Without including any pictures, write out the listing below exactly.

Entries from a dataset:
········

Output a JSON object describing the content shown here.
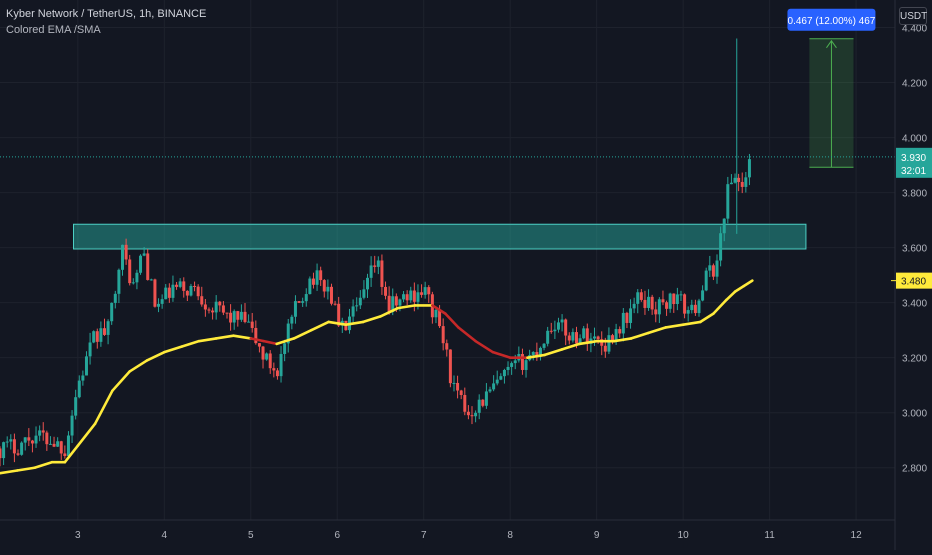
{
  "header": {
    "title": "Kyber Network / TetherUS, 1h, BINANCE",
    "indicator": "Colored EMA /SMA"
  },
  "currency_badge": "USDT",
  "measure_label": "0.467 (12.00%) 467",
  "last_price": {
    "value": "3.930",
    "countdown": "32:01"
  },
  "ema_price": "3.480",
  "colors": {
    "background": "#131722",
    "up": "#26a69a",
    "down": "#ef5350",
    "ema_up": "#ffeb3b",
    "ema_down": "#c62828",
    "zone": "#26a69a",
    "measure": "#4caf50",
    "measure_label_bg": "#2962ff",
    "ema_badge": "#ffeb3b"
  },
  "chart_data": {
    "type": "candlestick",
    "title": "Kyber Network / TetherUS, 1h, BINANCE",
    "x_ticks": [
      "3",
      "4",
      "5",
      "6",
      "7",
      "8",
      "9",
      "10",
      "11",
      "12"
    ],
    "x_tick_values": [
      3,
      4,
      5,
      6,
      7,
      8,
      9,
      10,
      11,
      12
    ],
    "y_ticks": [
      "2.800",
      "3.000",
      "3.200",
      "3.400",
      "3.600",
      "3.800",
      "4.000",
      "4.200",
      "4.400"
    ],
    "y_tick_values": [
      2.8,
      3.0,
      3.2,
      3.4,
      3.6,
      3.8,
      4.0,
      4.2,
      4.4
    ],
    "xlim": [
      2.1,
      12.45
    ],
    "ylim": [
      2.61,
      4.5
    ],
    "close_path": [
      [
        2.1,
        2.87
      ],
      [
        2.3,
        2.88
      ],
      [
        2.5,
        2.92
      ],
      [
        2.7,
        2.9
      ],
      [
        2.85,
        2.87
      ],
      [
        3.0,
        3.1
      ],
      [
        3.2,
        3.28
      ],
      [
        3.35,
        3.3
      ],
      [
        3.5,
        3.6
      ],
      [
        3.65,
        3.45
      ],
      [
        3.75,
        3.6
      ],
      [
        3.9,
        3.38
      ],
      [
        4.1,
        3.45
      ],
      [
        4.35,
        3.45
      ],
      [
        4.55,
        3.38
      ],
      [
        4.75,
        3.35
      ],
      [
        4.95,
        3.33
      ],
      [
        5.15,
        3.2
      ],
      [
        5.3,
        3.15
      ],
      [
        5.5,
        3.36
      ],
      [
        5.7,
        3.5
      ],
      [
        5.9,
        3.45
      ],
      [
        6.05,
        3.3
      ],
      [
        6.25,
        3.38
      ],
      [
        6.45,
        3.55
      ],
      [
        6.6,
        3.38
      ],
      [
        6.8,
        3.42
      ],
      [
        7.0,
        3.45
      ],
      [
        7.2,
        3.3
      ],
      [
        7.35,
        3.08
      ],
      [
        7.5,
        3.0
      ],
      [
        7.7,
        3.05
      ],
      [
        7.9,
        3.12
      ],
      [
        8.1,
        3.18
      ],
      [
        8.3,
        3.22
      ],
      [
        8.5,
        3.33
      ],
      [
        8.7,
        3.28
      ],
      [
        8.9,
        3.28
      ],
      [
        9.1,
        3.25
      ],
      [
        9.3,
        3.33
      ],
      [
        9.5,
        3.42
      ],
      [
        9.7,
        3.38
      ],
      [
        9.9,
        3.42
      ],
      [
        10.1,
        3.36
      ],
      [
        10.25,
        3.48
      ],
      [
        10.4,
        3.55
      ],
      [
        10.5,
        3.8
      ],
      [
        10.6,
        3.86
      ],
      [
        10.7,
        3.82
      ],
      [
        10.8,
        3.93
      ]
    ],
    "ema_path": [
      [
        2.1,
        2.78
      ],
      [
        2.3,
        2.79
      ],
      [
        2.5,
        2.8
      ],
      [
        2.7,
        2.82
      ],
      [
        2.85,
        2.82
      ],
      [
        3.0,
        2.88
      ],
      [
        3.2,
        2.96
      ],
      [
        3.4,
        3.08
      ],
      [
        3.6,
        3.15
      ],
      [
        3.8,
        3.19
      ],
      [
        4.0,
        3.22
      ],
      [
        4.2,
        3.24
      ],
      [
        4.4,
        3.26
      ],
      [
        4.6,
        3.27
      ],
      [
        4.8,
        3.28
      ],
      [
        5.0,
        3.27
      ],
      [
        5.15,
        3.26
      ],
      [
        5.3,
        3.25
      ],
      [
        5.5,
        3.27
      ],
      [
        5.7,
        3.3
      ],
      [
        5.9,
        3.33
      ],
      [
        6.1,
        3.32
      ],
      [
        6.3,
        3.33
      ],
      [
        6.5,
        3.35
      ],
      [
        6.7,
        3.38
      ],
      [
        6.9,
        3.39
      ],
      [
        7.1,
        3.39
      ],
      [
        7.25,
        3.36
      ],
      [
        7.4,
        3.31
      ],
      [
        7.6,
        3.26
      ],
      [
        7.8,
        3.22
      ],
      [
        8.0,
        3.2
      ],
      [
        8.2,
        3.2
      ],
      [
        8.4,
        3.21
      ],
      [
        8.6,
        3.23
      ],
      [
        8.8,
        3.25
      ],
      [
        9.0,
        3.26
      ],
      [
        9.2,
        3.26
      ],
      [
        9.4,
        3.27
      ],
      [
        9.6,
        3.29
      ],
      [
        9.8,
        3.31
      ],
      [
        10.0,
        3.32
      ],
      [
        10.2,
        3.33
      ],
      [
        10.35,
        3.36
      ],
      [
        10.5,
        3.41
      ],
      [
        10.6,
        3.44
      ],
      [
        10.7,
        3.46
      ],
      [
        10.8,
        3.48
      ]
    ],
    "ema_down_ranges": [
      [
        5.0,
        5.3
      ],
      [
        7.1,
        8.15
      ]
    ],
    "zone": {
      "x_start": 2.95,
      "x_end": 11.42,
      "y_low": 3.595,
      "y_high": 3.685
    },
    "measure": {
      "x_start": 11.46,
      "x_end": 11.97,
      "y_from": 3.892,
      "y_to": 4.359
    },
    "spike": {
      "x": 10.62,
      "high": 4.36,
      "low": 3.65
    },
    "last_price_value": 3.93,
    "ema_value": 3.48
  }
}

········

# Response
Output a JSON object describing the content shown here.
{
  "header": {
    "title": "Kyber Network / TetherUS, 1h, BINANCE",
    "indicator": "Colored EMA /SMA"
  },
  "currency_badge": "USDT",
  "measure_label": "0.467 (12.00%) 467",
  "last_price": {
    "value": "3.930",
    "countdown": "32:01"
  },
  "ema_price": "3.480",
  "colors": {
    "background": "#131722",
    "up": "#26a69a",
    "down": "#ef5350",
    "ema_up": "#ffeb3b",
    "ema_down": "#c62828",
    "zone": "#26a69a",
    "measure": "#4caf50",
    "measure_label_bg": "#2962ff",
    "ema_badge": "#ffeb3b"
  },
  "chart_data": {
    "type": "candlestick",
    "title": "Kyber Network / TetherUS, 1h, BINANCE",
    "x_ticks": [
      "3",
      "4",
      "5",
      "6",
      "7",
      "8",
      "9",
      "10",
      "11",
      "12"
    ],
    "x_tick_values": [
      3,
      4,
      5,
      6,
      7,
      8,
      9,
      10,
      11,
      12
    ],
    "y_ticks": [
      "2.800",
      "3.000",
      "3.200",
      "3.400",
      "3.600",
      "3.800",
      "4.000",
      "4.200",
      "4.400"
    ],
    "y_tick_values": [
      2.8,
      3.0,
      3.2,
      3.4,
      3.6,
      3.8,
      4.0,
      4.2,
      4.4
    ],
    "xlim": [
      2.1,
      12.45
    ],
    "ylim": [
      2.61,
      4.5
    ],
    "close_path": [
      [
        2.1,
        2.87
      ],
      [
        2.3,
        2.88
      ],
      [
        2.5,
        2.92
      ],
      [
        2.7,
        2.9
      ],
      [
        2.85,
        2.87
      ],
      [
        3.0,
        3.1
      ],
      [
        3.2,
        3.28
      ],
      [
        3.35,
        3.3
      ],
      [
        3.5,
        3.6
      ],
      [
        3.65,
        3.45
      ],
      [
        3.75,
        3.6
      ],
      [
        3.9,
        3.38
      ],
      [
        4.1,
        3.45
      ],
      [
        4.35,
        3.45
      ],
      [
        4.55,
        3.38
      ],
      [
        4.75,
        3.35
      ],
      [
        4.95,
        3.33
      ],
      [
        5.15,
        3.2
      ],
      [
        5.3,
        3.15
      ],
      [
        5.5,
        3.36
      ],
      [
        5.7,
        3.5
      ],
      [
        5.9,
        3.45
      ],
      [
        6.05,
        3.3
      ],
      [
        6.25,
        3.38
      ],
      [
        6.45,
        3.55
      ],
      [
        6.6,
        3.38
      ],
      [
        6.8,
        3.42
      ],
      [
        7.0,
        3.45
      ],
      [
        7.2,
        3.3
      ],
      [
        7.35,
        3.08
      ],
      [
        7.5,
        3.0
      ],
      [
        7.7,
        3.05
      ],
      [
        7.9,
        3.12
      ],
      [
        8.1,
        3.18
      ],
      [
        8.3,
        3.22
      ],
      [
        8.5,
        3.33
      ],
      [
        8.7,
        3.28
      ],
      [
        8.9,
        3.28
      ],
      [
        9.1,
        3.25
      ],
      [
        9.3,
        3.33
      ],
      [
        9.5,
        3.42
      ],
      [
        9.7,
        3.38
      ],
      [
        9.9,
        3.42
      ],
      [
        10.1,
        3.36
      ],
      [
        10.25,
        3.48
      ],
      [
        10.4,
        3.55
      ],
      [
        10.5,
        3.8
      ],
      [
        10.6,
        3.86
      ],
      [
        10.7,
        3.82
      ],
      [
        10.8,
        3.93
      ]
    ],
    "ema_path": [
      [
        2.1,
        2.78
      ],
      [
        2.3,
        2.79
      ],
      [
        2.5,
        2.8
      ],
      [
        2.7,
        2.82
      ],
      [
        2.85,
        2.82
      ],
      [
        3.0,
        2.88
      ],
      [
        3.2,
        2.96
      ],
      [
        3.4,
        3.08
      ],
      [
        3.6,
        3.15
      ],
      [
        3.8,
        3.19
      ],
      [
        4.0,
        3.22
      ],
      [
        4.2,
        3.24
      ],
      [
        4.4,
        3.26
      ],
      [
        4.6,
        3.27
      ],
      [
        4.8,
        3.28
      ],
      [
        5.0,
        3.27
      ],
      [
        5.15,
        3.26
      ],
      [
        5.3,
        3.25
      ],
      [
        5.5,
        3.27
      ],
      [
        5.7,
        3.3
      ],
      [
        5.9,
        3.33
      ],
      [
        6.1,
        3.32
      ],
      [
        6.3,
        3.33
      ],
      [
        6.5,
        3.35
      ],
      [
        6.7,
        3.38
      ],
      [
        6.9,
        3.39
      ],
      [
        7.1,
        3.39
      ],
      [
        7.25,
        3.36
      ],
      [
        7.4,
        3.31
      ],
      [
        7.6,
        3.26
      ],
      [
        7.8,
        3.22
      ],
      [
        8.0,
        3.2
      ],
      [
        8.2,
        3.2
      ],
      [
        8.4,
        3.21
      ],
      [
        8.6,
        3.23
      ],
      [
        8.8,
        3.25
      ],
      [
        9.0,
        3.26
      ],
      [
        9.2,
        3.26
      ],
      [
        9.4,
        3.27
      ],
      [
        9.6,
        3.29
      ],
      [
        9.8,
        3.31
      ],
      [
        10.0,
        3.32
      ],
      [
        10.2,
        3.33
      ],
      [
        10.35,
        3.36
      ],
      [
        10.5,
        3.41
      ],
      [
        10.6,
        3.44
      ],
      [
        10.7,
        3.46
      ],
      [
        10.8,
        3.48
      ]
    ],
    "ema_down_ranges": [
      [
        5.0,
        5.3
      ],
      [
        7.1,
        8.15
      ]
    ],
    "zone": {
      "x_start": 2.95,
      "x_end": 11.42,
      "y_low": 3.595,
      "y_high": 3.685
    },
    "measure": {
      "x_start": 11.46,
      "x_end": 11.97,
      "y_from": 3.892,
      "y_to": 4.359
    },
    "spike": {
      "x": 10.62,
      "high": 4.36,
      "low": 3.65
    },
    "last_price_value": 3.93,
    "ema_value": 3.48
  }
}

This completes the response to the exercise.